-- Begin Raw data --
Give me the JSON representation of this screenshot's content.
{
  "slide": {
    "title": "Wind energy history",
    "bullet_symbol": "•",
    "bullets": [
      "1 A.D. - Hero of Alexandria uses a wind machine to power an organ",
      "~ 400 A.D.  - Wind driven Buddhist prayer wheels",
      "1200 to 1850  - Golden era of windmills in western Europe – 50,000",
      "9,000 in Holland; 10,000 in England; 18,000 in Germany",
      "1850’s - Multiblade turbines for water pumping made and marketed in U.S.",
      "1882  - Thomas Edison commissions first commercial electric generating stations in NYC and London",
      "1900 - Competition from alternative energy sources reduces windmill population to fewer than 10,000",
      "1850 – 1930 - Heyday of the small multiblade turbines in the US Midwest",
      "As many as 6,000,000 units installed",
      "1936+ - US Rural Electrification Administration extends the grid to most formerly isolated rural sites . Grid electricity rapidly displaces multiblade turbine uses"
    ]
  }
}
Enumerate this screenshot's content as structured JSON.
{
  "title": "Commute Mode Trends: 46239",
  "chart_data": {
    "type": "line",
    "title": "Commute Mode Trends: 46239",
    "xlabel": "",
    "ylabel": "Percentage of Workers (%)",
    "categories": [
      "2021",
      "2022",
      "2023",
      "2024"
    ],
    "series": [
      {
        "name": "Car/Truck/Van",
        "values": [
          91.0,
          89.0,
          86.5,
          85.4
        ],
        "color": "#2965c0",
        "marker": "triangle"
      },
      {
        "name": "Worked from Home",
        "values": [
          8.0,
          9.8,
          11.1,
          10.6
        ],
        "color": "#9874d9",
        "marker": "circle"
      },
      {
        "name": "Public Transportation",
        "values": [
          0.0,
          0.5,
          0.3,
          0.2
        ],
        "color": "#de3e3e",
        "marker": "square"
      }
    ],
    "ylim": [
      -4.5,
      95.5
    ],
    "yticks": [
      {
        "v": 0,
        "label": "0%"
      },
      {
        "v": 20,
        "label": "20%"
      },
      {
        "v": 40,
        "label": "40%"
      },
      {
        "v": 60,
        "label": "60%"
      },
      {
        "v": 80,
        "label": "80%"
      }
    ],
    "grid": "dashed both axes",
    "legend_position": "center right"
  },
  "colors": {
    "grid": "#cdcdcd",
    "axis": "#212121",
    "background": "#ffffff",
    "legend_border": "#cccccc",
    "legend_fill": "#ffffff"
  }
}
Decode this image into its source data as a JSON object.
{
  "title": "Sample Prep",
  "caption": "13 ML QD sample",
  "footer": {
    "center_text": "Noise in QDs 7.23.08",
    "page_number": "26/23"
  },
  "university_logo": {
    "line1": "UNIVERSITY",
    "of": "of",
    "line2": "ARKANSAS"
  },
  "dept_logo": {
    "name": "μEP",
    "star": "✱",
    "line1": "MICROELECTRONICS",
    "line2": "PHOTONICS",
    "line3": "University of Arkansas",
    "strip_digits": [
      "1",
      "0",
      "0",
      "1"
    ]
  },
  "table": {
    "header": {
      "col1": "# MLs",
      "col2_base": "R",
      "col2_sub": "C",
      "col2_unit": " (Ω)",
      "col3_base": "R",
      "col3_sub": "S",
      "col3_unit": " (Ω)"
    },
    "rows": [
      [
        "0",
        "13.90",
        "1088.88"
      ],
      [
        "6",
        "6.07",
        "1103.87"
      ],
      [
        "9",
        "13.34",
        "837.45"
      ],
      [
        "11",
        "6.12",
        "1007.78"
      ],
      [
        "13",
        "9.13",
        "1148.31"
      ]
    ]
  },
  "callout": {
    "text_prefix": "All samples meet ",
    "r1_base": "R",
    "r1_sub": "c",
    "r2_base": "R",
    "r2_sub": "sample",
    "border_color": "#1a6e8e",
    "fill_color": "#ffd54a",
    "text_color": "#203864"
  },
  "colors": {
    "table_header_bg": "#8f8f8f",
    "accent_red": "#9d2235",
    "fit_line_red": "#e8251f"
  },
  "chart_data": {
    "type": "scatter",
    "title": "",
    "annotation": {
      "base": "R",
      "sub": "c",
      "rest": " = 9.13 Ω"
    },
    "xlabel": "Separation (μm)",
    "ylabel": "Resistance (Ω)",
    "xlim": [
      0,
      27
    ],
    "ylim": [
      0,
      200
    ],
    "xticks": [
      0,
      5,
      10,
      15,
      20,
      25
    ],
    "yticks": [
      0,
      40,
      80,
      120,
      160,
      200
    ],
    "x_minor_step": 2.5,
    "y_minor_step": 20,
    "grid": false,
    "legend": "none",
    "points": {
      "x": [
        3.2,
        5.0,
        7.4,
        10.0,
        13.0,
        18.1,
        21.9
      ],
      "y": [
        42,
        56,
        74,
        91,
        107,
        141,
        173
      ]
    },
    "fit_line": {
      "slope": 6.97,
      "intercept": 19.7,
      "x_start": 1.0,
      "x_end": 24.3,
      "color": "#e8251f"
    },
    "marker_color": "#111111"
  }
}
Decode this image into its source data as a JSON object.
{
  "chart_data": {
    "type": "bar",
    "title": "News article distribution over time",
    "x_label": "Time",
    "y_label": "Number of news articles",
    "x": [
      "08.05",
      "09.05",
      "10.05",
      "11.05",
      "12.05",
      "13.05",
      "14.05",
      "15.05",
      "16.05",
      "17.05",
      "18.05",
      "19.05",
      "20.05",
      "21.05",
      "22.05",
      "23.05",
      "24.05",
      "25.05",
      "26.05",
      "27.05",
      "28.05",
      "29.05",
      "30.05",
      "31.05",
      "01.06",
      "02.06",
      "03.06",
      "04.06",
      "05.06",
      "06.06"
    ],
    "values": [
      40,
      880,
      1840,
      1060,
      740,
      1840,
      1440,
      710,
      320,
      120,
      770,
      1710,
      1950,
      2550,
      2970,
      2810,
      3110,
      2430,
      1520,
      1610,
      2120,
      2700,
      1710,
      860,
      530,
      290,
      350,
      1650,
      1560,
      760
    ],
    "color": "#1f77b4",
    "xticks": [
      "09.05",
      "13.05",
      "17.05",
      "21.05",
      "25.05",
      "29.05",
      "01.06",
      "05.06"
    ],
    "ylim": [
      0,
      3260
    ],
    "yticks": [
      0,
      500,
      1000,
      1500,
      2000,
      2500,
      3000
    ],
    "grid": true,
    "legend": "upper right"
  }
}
-- End Raw data --
**Objective:** Would you copy out each line exactly as written?

**Result of the exercise:**
Give me the JSON representation of this screenshot's content.
{
  "slide": {
    "title": "Wind energy history",
    "bullet_symbol": "•",
    "bullets": [
      "1 A.D. - Hero of Alexandria uses a wind machine to power an organ",
      "~ 400 A.D.  - Wind driven Buddhist prayer wheels",
      "1200 to 1850  - Golden era of windmills in western Europe – 50,000",
      "9,000 in Holland; 10,000 in England; 18,000 in Germany",
      "1850’s - Multiblade turbines for water pumping made and marketed in U.S.",
      "1882  - Thomas Edison commissions first commercial electric generating stations in NYC and London",
      "1900 - Competition from alternative energy sources reduces windmill population to fewer than 10,000",
      "1850 – 1930 - Heyday of the small multiblade turbines in the US Midwest",
      "As many as 6,000,000 units installed",
      "1936+ - US Rural Electrification Administration extends the grid to most formerly isolated rural sites . Grid electricity rapidly displaces multiblade turbine uses"
    ]
  }
}
Enumerate this screenshot's content as structured JSON.
{
  "title": "Commute Mode Trends: 46239",
  "chart_data": {
    "type": "line",
    "title": "Commute Mode Trends: 46239",
    "xlabel": "",
    "ylabel": "Percentage of Workers (%)",
    "categories": [
      "2021",
      "2022",
      "2023",
      "2024"
    ],
    "series": [
      {
        "name": "Car/Truck/Van",
        "values": [
          91.0,
          89.0,
          86.5,
          85.4
        ],
        "color": "#2965c0",
        "marker": "triangle"
      },
      {
        "name": "Worked from Home",
        "values": [
          8.0,
          9.8,
          11.1,
          10.6
        ],
        "color": "#9874d9",
        "marker": "circle"
      },
      {
        "name": "Public Transportation",
        "values": [
          0.0,
          0.5,
          0.3,
          0.2
        ],
        "color": "#de3e3e",
        "marker": "square"
      }
    ],
    "ylim": [
      -4.5,
      95.5
    ],
    "yticks": [
      {
        "v": 0,
        "label": "0%"
      },
      {
        "v": 20,
        "label": "20%"
      },
      {
        "v": 40,
        "label": "40%"
      },
      {
        "v": 60,
        "label": "60%"
      },
      {
        "v": 80,
        "label": "80%"
      }
    ],
    "grid": "dashed both axes",
    "legend_position": "center right"
  },
  "colors": {
    "grid": "#cdcdcd",
    "axis": "#212121",
    "background": "#ffffff",
    "legend_border": "#cccccc",
    "legend_fill": "#ffffff"
  }
}
Decode this image into its source data as a JSON object.
{
  "title": "Sample Prep",
  "caption": "13 ML QD sample",
  "footer": {
    "center_text": "Noise in QDs 7.23.08",
    "page_number": "26/23"
  },
  "university_logo": {
    "line1": "UNIVERSITY",
    "of": "of",
    "line2": "ARKANSAS"
  },
  "dept_logo": {
    "name": "μEP",
    "star": "✱",
    "line1": "MICROELECTRONICS",
    "line2": "PHOTONICS",
    "line3": "University of Arkansas",
    "strip_digits": [
      "1",
      "0",
      "0",
      "1"
    ]
  },
  "table": {
    "header": {
      "col1": "# MLs",
      "col2_base": "R",
      "col2_sub": "C",
      "col2_unit": " (Ω)",
      "col3_base": "R",
      "col3_sub": "S",
      "col3_unit": " (Ω)"
    },
    "rows": [
      [
        "0",
        "13.90",
        "1088.88"
      ],
      [
        "6",
        "6.07",
        "1103.87"
      ],
      [
        "9",
        "13.34",
        "837.45"
      ],
      [
        "11",
        "6.12",
        "1007.78"
      ],
      [
        "13",
        "9.13",
        "1148.31"
      ]
    ]
  },
  "callout": {
    "text_prefix": "All samples meet ",
    "r1_base": "R",
    "r1_sub": "c",
    "r2_base": "R",
    "r2_sub": "sample",
    "border_color": "#1a6e8e",
    "fill_color": "#ffd54a",
    "text_color": "#203864"
  },
  "colors": {
    "table_header_bg": "#8f8f8f",
    "accent_red": "#9d2235",
    "fit_line_red": "#e8251f"
  },
  "chart_data": {
    "type": "scatter",
    "title": "",
    "annotation": {
      "base": "R",
      "sub": "c",
      "rest": " = 9.13 Ω"
    },
    "xlabel": "Separation (μm)",
    "ylabel": "Resistance (Ω)",
    "xlim": [
      0,
      27
    ],
    "ylim": [
      0,
      200
    ],
    "xticks": [
      0,
      5,
      10,
      15,
      20,
      25
    ],
    "yticks": [
      0,
      40,
      80,
      120,
      160,
      200
    ],
    "x_minor_step": 2.5,
    "y_minor_step": 20,
    "grid": false,
    "legend": "none",
    "points": {
      "x": [
        3.2,
        5.0,
        7.4,
        10.0,
        13.0,
        18.1,
        21.9
      ],
      "y": [
        42,
        56,
        74,
        91,
        107,
        141,
        173
      ]
    },
    "fit_line": {
      "slope": 6.97,
      "intercept": 19.7,
      "x_start": 1.0,
      "x_end": 24.3,
      "color": "#e8251f"
    },
    "marker_color": "#111111"
  }
}
Decode this image into its source data as a JSON object.
{
  "chart_data": {
    "type": "bar",
    "title": "News article distribution over time",
    "x_label": "Time",
    "y_label": "Number of news articles",
    "x": [
      "08.05",
      "09.05",
      "10.05",
      "11.05",
      "12.05",
      "13.05",
      "14.05",
      "15.05",
      "16.05",
      "17.05",
      "18.05",
      "19.05",
      "20.05",
      "21.05",
      "22.05",
      "23.05",
      "24.05",
      "25.05",
      "26.05",
      "27.05",
      "28.05",
      "29.05",
      "30.05",
      "31.05",
      "01.06",
      "02.06",
      "03.06",
      "04.06",
      "05.06",
      "06.06"
    ],
    "values": [
      40,
      880,
      1840,
      1060,
      740,
      1840,
      1440,
      710,
      320,
      120,
      770,
      1710,
      1950,
      2550,
      2970,
      2810,
      3110,
      2430,
      1520,
      1610,
      2120,
      2700,
      1710,
      860,
      530,
      290,
      350,
      1650,
      1560,
      760
    ],
    "color": "#1f77b4",
    "xticks": [
      "09.05",
      "13.05",
      "17.05",
      "21.05",
      "25.05",
      "29.05",
      "01.06",
      "05.06"
    ],
    "ylim": [
      0,
      3260
    ],
    "yticks": [
      0,
      500,
      1000,
      1500,
      2000,
      2500,
      3000
    ],
    "grid": true,
    "legend": "upper right"
  }
}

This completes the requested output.